_WHAT THE TASK ASKS_
Select every line of the material containing the string "emission" and copy each one out in full; letter case is significant.
-- Begin TASK INPUT --
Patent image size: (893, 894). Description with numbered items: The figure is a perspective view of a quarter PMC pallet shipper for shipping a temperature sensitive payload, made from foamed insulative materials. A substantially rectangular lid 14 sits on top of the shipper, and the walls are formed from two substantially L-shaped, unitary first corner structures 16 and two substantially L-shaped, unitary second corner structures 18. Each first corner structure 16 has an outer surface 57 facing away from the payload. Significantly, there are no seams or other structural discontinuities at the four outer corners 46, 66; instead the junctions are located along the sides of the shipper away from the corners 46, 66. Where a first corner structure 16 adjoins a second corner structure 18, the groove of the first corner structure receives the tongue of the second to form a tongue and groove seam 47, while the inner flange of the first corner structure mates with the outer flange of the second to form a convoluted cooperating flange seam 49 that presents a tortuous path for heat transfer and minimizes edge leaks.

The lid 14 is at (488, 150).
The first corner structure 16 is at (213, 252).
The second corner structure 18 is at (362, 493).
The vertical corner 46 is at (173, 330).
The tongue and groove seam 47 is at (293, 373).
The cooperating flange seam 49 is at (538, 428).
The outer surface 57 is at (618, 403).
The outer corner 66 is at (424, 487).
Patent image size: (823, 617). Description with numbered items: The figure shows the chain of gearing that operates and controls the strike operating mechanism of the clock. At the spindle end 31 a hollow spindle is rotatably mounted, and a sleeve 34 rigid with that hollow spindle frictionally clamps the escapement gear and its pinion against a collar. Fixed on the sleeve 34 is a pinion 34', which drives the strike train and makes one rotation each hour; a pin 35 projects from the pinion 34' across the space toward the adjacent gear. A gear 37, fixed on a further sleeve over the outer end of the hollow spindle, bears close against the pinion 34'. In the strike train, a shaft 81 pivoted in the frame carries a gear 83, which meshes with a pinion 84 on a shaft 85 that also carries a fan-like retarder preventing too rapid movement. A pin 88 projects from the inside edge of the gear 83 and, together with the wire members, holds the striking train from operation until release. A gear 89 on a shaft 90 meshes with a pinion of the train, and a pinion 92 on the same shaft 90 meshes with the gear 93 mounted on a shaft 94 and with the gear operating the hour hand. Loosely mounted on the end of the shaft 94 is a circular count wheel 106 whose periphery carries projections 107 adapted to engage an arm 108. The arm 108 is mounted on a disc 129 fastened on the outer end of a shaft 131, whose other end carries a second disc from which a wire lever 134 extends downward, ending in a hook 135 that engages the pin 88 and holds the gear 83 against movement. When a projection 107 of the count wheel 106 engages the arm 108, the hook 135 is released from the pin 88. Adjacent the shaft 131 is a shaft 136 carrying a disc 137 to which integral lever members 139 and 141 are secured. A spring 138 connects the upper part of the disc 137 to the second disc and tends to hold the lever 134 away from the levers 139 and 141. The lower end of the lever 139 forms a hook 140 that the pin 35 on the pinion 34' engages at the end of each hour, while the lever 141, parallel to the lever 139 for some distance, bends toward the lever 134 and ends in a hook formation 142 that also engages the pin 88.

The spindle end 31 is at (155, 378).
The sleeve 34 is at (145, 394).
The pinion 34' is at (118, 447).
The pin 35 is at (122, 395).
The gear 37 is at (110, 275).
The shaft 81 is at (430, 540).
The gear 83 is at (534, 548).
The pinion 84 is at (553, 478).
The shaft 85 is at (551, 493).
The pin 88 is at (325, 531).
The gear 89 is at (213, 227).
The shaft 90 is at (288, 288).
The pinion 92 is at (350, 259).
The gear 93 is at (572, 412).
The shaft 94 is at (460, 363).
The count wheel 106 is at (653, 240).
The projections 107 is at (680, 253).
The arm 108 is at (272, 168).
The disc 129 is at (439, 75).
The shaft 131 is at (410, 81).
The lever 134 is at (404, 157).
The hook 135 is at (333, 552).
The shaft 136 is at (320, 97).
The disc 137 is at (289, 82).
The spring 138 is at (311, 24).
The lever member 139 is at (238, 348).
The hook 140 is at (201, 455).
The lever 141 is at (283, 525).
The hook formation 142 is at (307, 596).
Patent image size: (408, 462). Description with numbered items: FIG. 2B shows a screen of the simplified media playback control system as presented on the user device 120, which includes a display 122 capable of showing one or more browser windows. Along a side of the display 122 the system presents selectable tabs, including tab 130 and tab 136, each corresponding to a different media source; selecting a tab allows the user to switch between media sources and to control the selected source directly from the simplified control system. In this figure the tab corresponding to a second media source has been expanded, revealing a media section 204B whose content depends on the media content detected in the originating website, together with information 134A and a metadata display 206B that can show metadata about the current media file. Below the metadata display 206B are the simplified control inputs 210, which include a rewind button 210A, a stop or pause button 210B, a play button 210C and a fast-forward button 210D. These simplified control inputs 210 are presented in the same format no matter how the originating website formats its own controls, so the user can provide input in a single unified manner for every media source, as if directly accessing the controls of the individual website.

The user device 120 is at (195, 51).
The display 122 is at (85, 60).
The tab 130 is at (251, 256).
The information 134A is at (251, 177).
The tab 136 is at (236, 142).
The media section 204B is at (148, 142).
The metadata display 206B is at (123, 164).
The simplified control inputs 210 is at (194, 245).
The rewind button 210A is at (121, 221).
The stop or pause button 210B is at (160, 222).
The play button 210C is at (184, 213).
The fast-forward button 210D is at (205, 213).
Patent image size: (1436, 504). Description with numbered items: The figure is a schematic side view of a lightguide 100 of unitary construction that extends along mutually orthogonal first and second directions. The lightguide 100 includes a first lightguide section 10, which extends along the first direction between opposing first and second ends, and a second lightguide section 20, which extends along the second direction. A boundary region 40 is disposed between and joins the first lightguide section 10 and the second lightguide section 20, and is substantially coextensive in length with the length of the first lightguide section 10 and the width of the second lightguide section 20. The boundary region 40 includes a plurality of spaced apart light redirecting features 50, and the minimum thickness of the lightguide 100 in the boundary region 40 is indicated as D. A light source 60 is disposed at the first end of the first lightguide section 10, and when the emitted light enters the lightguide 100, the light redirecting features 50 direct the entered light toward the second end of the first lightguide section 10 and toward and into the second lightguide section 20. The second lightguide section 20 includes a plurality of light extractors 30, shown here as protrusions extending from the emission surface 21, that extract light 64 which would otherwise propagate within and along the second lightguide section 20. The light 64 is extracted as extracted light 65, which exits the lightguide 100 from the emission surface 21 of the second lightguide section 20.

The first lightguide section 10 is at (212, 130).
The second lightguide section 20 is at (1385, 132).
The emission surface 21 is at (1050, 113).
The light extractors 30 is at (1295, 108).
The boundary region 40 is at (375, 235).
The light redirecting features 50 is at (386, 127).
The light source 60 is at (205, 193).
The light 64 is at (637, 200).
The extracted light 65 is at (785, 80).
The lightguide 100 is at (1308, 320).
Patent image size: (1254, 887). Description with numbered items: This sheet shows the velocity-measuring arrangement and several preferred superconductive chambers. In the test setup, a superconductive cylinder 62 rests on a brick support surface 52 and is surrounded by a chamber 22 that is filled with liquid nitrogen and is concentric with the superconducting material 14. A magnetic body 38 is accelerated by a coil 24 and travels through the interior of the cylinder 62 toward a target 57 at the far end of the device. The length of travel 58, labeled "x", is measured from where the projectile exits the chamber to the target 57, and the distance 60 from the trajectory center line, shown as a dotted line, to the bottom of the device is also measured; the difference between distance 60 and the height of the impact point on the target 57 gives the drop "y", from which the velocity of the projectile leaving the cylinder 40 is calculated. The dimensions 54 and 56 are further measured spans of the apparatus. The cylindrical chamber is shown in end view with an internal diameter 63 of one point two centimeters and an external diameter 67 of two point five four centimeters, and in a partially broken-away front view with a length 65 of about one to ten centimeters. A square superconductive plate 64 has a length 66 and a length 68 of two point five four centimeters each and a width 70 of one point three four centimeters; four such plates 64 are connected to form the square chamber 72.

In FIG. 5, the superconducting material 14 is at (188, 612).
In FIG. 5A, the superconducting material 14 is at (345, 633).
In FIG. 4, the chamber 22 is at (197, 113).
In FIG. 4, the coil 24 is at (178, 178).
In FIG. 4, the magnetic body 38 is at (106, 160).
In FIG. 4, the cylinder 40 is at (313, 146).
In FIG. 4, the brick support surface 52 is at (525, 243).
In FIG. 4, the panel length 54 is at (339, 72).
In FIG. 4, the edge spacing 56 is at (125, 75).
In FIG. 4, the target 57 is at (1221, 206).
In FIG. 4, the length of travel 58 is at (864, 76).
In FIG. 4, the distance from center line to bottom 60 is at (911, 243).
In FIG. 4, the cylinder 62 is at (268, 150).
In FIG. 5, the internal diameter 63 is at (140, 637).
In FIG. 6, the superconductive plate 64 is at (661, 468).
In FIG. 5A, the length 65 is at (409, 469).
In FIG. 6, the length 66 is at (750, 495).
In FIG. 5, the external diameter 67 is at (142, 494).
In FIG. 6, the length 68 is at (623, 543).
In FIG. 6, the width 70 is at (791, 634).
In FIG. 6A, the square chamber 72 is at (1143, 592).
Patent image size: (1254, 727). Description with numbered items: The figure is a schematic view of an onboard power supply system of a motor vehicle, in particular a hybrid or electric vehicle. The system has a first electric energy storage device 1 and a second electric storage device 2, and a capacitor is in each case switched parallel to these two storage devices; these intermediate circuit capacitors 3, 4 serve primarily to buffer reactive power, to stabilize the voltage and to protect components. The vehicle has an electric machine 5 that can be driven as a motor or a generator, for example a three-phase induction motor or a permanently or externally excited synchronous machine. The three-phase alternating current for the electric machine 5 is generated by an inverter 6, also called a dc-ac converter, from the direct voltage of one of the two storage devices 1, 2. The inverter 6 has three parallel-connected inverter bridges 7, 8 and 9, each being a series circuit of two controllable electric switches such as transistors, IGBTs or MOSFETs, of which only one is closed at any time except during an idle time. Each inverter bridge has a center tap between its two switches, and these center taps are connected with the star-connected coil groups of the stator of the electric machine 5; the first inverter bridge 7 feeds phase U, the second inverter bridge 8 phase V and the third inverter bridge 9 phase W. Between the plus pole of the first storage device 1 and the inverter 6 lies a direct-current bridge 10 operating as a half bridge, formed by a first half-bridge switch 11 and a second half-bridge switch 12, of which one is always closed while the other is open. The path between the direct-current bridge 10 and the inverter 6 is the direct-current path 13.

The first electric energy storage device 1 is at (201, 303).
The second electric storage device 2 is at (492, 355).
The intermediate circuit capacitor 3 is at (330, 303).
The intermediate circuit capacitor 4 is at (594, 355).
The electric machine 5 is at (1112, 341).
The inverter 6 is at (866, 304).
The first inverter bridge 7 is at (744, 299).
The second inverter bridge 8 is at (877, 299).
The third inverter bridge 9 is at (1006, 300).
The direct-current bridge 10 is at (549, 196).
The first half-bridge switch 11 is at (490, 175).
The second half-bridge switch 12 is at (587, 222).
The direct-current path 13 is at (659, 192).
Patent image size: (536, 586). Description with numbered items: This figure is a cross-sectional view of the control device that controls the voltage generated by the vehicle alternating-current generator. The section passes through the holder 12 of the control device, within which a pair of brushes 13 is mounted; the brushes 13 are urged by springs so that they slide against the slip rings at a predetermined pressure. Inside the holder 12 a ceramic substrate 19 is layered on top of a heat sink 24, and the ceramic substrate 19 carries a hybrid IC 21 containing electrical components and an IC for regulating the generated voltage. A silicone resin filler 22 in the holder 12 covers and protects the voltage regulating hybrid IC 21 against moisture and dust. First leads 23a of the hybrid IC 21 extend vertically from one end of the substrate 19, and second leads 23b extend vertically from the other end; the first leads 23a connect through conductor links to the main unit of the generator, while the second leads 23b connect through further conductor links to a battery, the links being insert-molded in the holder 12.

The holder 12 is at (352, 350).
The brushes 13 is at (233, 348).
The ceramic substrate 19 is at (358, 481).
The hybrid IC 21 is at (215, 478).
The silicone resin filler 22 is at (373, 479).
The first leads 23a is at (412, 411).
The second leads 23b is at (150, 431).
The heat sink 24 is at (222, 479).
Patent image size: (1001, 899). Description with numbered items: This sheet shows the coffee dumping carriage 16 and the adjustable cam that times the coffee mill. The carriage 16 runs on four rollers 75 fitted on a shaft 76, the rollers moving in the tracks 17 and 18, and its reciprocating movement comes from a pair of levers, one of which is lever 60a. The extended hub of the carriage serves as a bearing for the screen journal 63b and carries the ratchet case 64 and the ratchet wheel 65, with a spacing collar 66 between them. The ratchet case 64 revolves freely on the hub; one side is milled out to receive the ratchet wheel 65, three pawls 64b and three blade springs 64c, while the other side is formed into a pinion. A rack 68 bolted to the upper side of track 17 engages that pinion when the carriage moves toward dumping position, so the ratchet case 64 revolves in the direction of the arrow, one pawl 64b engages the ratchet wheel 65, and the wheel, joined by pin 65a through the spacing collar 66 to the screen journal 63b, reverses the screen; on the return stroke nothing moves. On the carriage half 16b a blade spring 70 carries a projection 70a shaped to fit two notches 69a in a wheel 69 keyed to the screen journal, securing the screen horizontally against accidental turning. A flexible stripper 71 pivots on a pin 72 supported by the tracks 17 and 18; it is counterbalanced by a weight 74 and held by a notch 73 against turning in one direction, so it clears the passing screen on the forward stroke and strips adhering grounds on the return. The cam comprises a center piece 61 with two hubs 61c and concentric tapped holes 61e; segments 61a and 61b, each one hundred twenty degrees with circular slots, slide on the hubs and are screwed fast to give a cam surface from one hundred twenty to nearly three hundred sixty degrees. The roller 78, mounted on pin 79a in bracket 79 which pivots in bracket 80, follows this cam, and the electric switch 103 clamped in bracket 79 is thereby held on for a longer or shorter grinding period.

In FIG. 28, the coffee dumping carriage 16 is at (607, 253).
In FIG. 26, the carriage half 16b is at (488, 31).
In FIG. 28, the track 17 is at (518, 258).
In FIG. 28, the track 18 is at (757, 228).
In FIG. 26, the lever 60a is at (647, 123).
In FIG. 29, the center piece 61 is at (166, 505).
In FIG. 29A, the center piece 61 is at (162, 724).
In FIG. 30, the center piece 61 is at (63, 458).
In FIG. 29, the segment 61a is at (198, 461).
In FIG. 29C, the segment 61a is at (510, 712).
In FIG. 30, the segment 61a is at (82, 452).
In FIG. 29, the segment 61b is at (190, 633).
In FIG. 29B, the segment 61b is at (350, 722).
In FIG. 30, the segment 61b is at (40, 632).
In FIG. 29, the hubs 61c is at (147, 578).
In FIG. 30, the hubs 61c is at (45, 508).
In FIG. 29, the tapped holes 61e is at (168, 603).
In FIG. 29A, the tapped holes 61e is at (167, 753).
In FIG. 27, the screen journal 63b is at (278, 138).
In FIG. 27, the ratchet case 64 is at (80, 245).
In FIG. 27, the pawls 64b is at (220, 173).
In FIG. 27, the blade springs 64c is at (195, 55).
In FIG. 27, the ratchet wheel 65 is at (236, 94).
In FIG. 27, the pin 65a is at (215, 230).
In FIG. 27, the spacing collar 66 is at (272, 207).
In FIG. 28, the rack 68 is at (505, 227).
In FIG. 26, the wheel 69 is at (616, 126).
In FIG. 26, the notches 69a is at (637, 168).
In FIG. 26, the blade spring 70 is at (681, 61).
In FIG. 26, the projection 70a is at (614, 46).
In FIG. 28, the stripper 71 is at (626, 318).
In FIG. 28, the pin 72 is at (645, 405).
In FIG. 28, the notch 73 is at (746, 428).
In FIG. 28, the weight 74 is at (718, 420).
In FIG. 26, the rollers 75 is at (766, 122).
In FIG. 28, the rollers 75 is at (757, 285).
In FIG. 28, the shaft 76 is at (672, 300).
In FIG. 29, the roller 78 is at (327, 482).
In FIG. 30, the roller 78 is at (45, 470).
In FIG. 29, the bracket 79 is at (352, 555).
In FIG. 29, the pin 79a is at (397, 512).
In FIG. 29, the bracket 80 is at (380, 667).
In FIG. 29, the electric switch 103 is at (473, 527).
-- End TASK INPUT --
_EXERCISE RESULT_
Patent image size: (1436, 504). Description with numbered items: The figure is a schematic side view of a lightguide 100 of unitary construction that extends along mutually orthogonal first and second directions. The lightguide 100 includes a first lightguide section 10, which extends along the first direction between opposing first and second ends, and a second lightguide section 20, which extends along the second direction. A boundary region 40 is disposed between and joins the first lightguide section 10 and the second lightguide section 20, and is substantially coextensive in length with the length of the first lightguide section 10 and the width of the second lightguide section 20. The boundary region 40 includes a plurality of spaced apart light redirecting features 50, and the minimum thickness of the lightguide 100 in the boundary region 40 is indicated as D. A light source 60 is disposed at the first end of the first lightguide section 10, and when the emitted light enters the lightguide 100, the light redirecting features 50 direct the entered light toward the second end of the first lightguide section 10 and toward and into the second lightguide section 20. The second lightguide section 20 includes a plurality of light extractors 30, shown here as protrusions extending from the emission surface 21, that extract light 64 which would otherwise propagate within and along the second lightguide section 20. The light 64 is extracted as extracted light 65, which exits the lightguide 100 from the emission surface 21 of the second lightguide section 20.
The emission surface 21 is at (1050, 113).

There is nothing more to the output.